Population (2020 census)
- • Total: 2,924
- • Density: 5.59/km^{2} (14.5/sq mi)
- • Town: 843
- • Town density: 3,100/km^{2} (8,100/sq mi)
- Time zone: UTC-6 (Central Standard Time)
- Website: http://sancristobaldelabarrancajalisco.com/

= San Cristóbal de la Barranca =

San Cristóbal de la Barranca is a town and municipality, in Jalisco in central-western Mexico. The municipality covers an area of 523 km^{2}.

As of 2020, the municipality had a total population of 2,924.

== Geography ==
=== Limits ===
San Cristóbal de la Barranca is bounded on the north by the state of Zacatecas; on the south by the municipality of Zapopan; on the east by the municipality of Ixtlahuacán del Río; and on the west by the municipality of Tequila.

• **Information shown**:
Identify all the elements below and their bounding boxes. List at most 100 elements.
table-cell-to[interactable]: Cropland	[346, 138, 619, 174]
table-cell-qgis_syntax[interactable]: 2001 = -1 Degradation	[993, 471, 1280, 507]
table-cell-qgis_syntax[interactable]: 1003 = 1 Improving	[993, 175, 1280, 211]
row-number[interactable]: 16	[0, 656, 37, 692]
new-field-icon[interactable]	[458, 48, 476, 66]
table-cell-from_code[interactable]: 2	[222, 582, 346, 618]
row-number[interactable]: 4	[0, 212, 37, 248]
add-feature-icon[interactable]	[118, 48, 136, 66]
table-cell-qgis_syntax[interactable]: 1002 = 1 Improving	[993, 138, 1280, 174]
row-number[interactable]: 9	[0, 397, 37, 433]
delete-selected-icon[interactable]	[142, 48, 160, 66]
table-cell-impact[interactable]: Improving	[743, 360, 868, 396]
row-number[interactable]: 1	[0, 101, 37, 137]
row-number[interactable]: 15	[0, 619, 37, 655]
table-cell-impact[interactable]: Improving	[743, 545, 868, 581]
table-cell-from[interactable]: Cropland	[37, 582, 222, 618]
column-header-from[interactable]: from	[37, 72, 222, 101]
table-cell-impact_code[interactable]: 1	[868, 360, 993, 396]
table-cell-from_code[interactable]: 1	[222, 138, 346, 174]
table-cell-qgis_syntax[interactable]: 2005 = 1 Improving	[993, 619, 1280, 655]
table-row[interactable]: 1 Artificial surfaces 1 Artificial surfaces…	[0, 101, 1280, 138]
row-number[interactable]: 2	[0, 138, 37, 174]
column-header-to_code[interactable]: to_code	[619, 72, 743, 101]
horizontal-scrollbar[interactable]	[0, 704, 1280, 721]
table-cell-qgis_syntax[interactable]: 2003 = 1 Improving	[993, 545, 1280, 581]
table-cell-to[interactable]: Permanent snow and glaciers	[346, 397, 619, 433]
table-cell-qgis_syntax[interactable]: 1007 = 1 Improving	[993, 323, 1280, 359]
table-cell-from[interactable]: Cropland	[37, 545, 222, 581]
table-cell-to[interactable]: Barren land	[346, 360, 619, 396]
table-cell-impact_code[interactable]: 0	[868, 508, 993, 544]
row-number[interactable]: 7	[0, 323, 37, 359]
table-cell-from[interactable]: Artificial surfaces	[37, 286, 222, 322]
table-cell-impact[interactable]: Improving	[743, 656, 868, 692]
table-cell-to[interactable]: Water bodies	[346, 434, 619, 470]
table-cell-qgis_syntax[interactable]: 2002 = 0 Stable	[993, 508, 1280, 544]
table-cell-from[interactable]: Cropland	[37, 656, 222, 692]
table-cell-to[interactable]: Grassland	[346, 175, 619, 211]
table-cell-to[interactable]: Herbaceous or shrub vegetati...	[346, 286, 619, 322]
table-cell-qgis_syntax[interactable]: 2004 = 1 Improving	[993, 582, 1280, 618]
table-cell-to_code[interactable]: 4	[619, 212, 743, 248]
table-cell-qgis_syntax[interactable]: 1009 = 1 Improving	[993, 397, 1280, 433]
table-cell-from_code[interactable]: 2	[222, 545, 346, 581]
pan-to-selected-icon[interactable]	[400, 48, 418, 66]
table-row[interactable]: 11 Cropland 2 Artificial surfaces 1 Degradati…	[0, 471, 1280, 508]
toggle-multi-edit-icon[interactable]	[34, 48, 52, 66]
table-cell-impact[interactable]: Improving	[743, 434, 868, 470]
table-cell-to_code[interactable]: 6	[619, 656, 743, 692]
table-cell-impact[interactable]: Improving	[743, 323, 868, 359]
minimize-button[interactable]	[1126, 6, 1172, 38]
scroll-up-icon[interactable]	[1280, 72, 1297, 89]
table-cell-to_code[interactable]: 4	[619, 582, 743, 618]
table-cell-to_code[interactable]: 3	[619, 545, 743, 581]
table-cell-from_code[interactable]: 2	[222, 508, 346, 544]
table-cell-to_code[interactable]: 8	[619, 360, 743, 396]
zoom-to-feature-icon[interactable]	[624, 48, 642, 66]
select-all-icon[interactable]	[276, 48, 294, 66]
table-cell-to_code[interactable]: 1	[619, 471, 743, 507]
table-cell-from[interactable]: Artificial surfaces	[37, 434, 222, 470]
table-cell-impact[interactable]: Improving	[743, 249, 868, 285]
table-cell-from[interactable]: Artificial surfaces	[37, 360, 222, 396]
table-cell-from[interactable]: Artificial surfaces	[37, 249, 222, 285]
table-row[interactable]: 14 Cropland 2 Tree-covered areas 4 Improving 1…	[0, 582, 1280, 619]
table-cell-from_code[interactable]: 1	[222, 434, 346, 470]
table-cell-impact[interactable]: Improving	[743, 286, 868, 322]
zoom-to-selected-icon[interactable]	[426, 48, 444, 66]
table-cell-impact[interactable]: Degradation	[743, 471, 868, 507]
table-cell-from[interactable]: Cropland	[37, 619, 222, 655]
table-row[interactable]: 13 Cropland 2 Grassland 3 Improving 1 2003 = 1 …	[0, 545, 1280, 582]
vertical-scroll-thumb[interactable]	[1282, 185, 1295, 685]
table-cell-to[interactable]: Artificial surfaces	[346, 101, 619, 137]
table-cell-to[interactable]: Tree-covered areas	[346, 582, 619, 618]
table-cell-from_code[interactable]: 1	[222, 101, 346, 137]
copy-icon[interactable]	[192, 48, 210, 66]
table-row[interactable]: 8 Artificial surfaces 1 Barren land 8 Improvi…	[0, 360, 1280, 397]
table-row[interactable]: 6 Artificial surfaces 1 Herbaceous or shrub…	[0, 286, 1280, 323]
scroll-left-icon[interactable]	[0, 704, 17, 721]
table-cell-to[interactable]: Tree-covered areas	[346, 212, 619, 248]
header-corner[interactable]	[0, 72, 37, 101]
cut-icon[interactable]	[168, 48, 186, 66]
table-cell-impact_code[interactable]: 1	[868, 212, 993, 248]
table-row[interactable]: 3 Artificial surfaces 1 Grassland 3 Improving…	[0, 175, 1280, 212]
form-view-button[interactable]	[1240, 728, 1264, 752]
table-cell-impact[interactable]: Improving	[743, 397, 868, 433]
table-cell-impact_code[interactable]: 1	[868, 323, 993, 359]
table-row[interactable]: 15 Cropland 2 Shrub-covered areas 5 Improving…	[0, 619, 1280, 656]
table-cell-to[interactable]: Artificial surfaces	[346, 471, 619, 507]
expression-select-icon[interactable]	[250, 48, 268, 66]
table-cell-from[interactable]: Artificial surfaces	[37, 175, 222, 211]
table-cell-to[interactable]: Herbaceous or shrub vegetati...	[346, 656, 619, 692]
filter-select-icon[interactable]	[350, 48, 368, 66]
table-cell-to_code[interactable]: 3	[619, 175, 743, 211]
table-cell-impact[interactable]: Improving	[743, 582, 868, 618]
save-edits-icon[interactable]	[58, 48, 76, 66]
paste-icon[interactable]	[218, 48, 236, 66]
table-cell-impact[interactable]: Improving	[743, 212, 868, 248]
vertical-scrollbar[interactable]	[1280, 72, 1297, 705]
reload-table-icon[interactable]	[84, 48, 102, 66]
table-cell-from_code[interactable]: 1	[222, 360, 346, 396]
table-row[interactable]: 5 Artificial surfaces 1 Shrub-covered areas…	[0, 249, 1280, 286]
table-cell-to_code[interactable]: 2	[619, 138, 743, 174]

• **Your goal**: In the San Cristóbal de la Barranca text, rewrite the passage from "- Website: http://sancristobaldelabarrancajalisco.com/" up to and including "population of 2,924.", substituting "municipio" for "municipality" throughout.

• **Response**:
- Website: http://sancristobaldelabarrancajalisco.com/

= San Cristóbal de la Barranca =

San Cristóbal de la Barranca is a town and municipio, in Jalisco in central-western Mexico. The municipio covers an area of 523 km^{2}.

As of 2020, the municipio had a total population of 2,924.